(Stored entries)

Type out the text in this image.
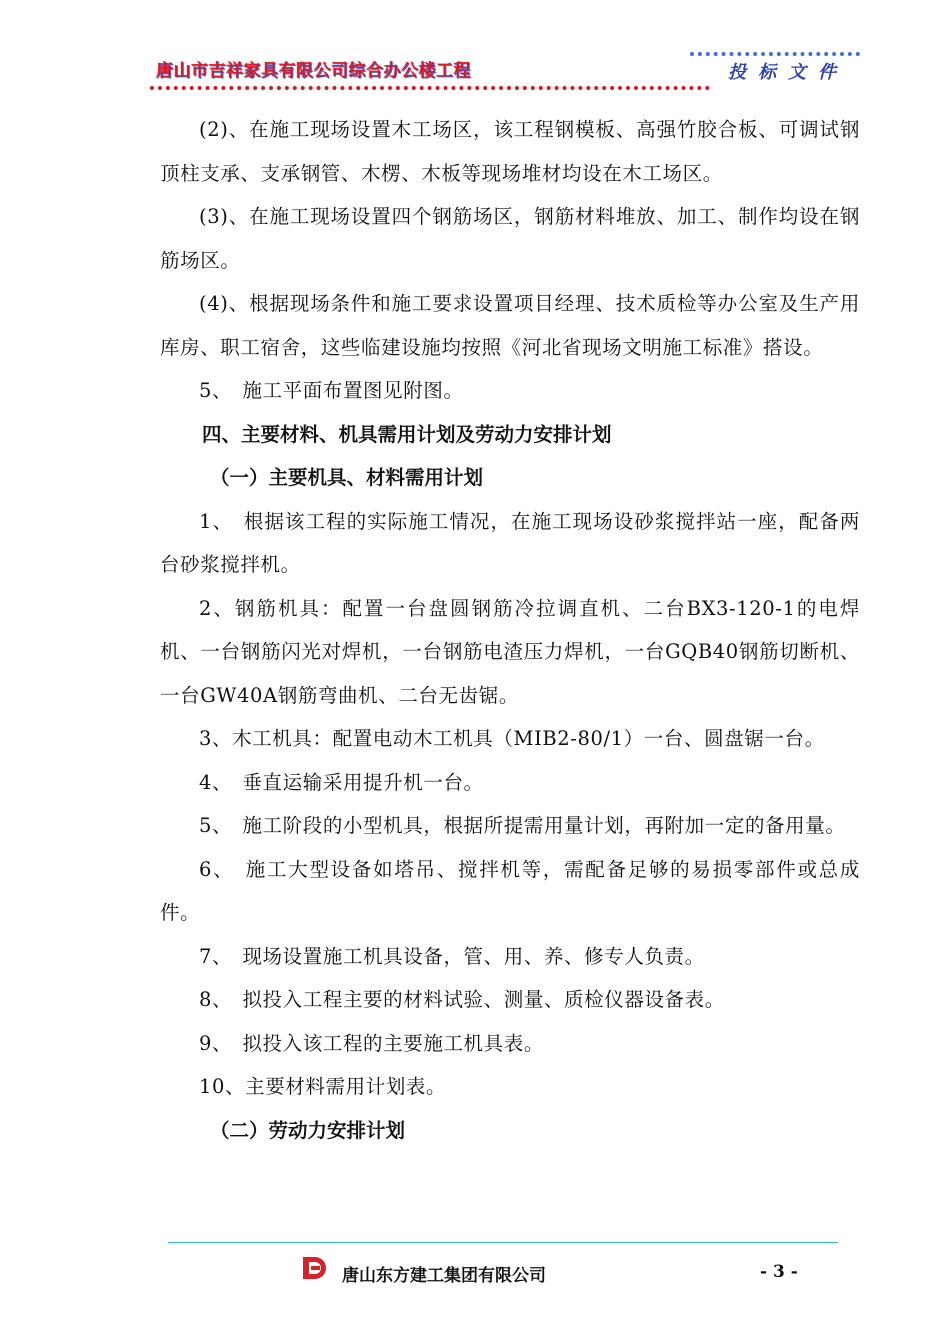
唐山市吉祥家具有限公司综合办公楼工程	投标文件

(2)、在施工现场设置木工场区，该工程钢模板、高强竹胶合板、可调试钢顶柱支承、支承钢管、木楞、木板等现场堆材均设在木工场区。

(3)、在施工现场设置四个钢筋场区，钢筋材料堆放、加工、制作均设在钢筋场区。

(4)、根据现场条件和施工要求设置项目经理、技术质检等办公室及生产用库房、职工宿舍，这些临建设施均按照《河北省现场文明施工标准》搭设。

5、　施工平面布置图见附图。

四、主要材料、机具需用计划及劳动力安排计划

（一）主要机具、材料需用计划

1、　根据该工程的实际施工情况，在施工现场设砂浆搅拌站一座，配备两台砂浆搅拌机。

2、钢筋机具：配置一台盘圆钢筋冷拉调直机、二台BX3-120-1的电焊机、一台钢筋闪光对焊机，一台钢筋电渣压力焊机，一台GQB40钢筋切断机、一台GW40A钢筋弯曲机、二台无齿锯。

3、木工机具：配置电动木工机具（MIB2-80/1）一台、圆盘锯一台。

4、　垂直运输采用提升机一台。

5、　施工阶段的小型机具，根据所提需用量计划，再附加一定的备用量。

6、　施工大型设备如塔吊、搅拌机等，需配备足够的易损零部件或总成件。

7、　现场设置施工机具设备，管、用、养、修专人负责。

8、　拟投入工程主要的材料试验、测量、质检仪器设备表。

9、　拟投入该工程的主要施工机具表。

10、主要材料需用计划表。

（二）劳动力安排计划

唐山东方建工集团有限公司	- 3 -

#### [DIRECTION]
Reproduce the records, all of them, word for word; omit the pictures.

#### [OUTPUT FOR THIS TASK]
Type out the text in this image.
唐山市吉祥家具有限公司综合办公楼工程	投标文件

(2)、在施工现场设置木工场区，该工程钢模板、高强竹胶合板、可调试钢顶柱支承、支承钢管、木楞、木板等现场堆材均设在木工场区。

(3)、在施工现场设置四个钢筋场区，钢筋材料堆放、加工、制作均设在钢筋场区。

(4)、根据现场条件和施工要求设置项目经理、技术质检等办公室及生产用库房、职工宿舍，这些临建设施均按照《河北省现场文明施工标准》搭设。

5、　施工平面布置图见附图。

四、主要材料、机具需用计划及劳动力安排计划

（一）主要机具、材料需用计划

1、　根据该工程的实际施工情况，在施工现场设砂浆搅拌站一座，配备两台砂浆搅拌机。

2、钢筋机具：配置一台盘圆钢筋冷拉调直机、二台BX3-120-1的电焊机、一台钢筋闪光对焊机，一台钢筋电渣压力焊机，一台GQB40钢筋切断机、一台GW40A钢筋弯曲机、二台无齿锯。

3、木工机具：配置电动木工机具（MIB2-80/1）一台、圆盘锯一台。

4、　垂直运输采用提升机一台。

5、　施工阶段的小型机具，根据所提需用量计划，再附加一定的备用量。

6、　施工大型设备如塔吊、搅拌机等，需配备足够的易损零部件或总成件。

7、　现场设置施工机具设备，管、用、养、修专人负责。

8、　拟投入工程主要的材料试验、测量、质检仪器设备表。

9、　拟投入该工程的主要施工机具表。

10、主要材料需用计划表。

（二）劳动力安排计划

唐山东方建工集团有限公司	- 3 -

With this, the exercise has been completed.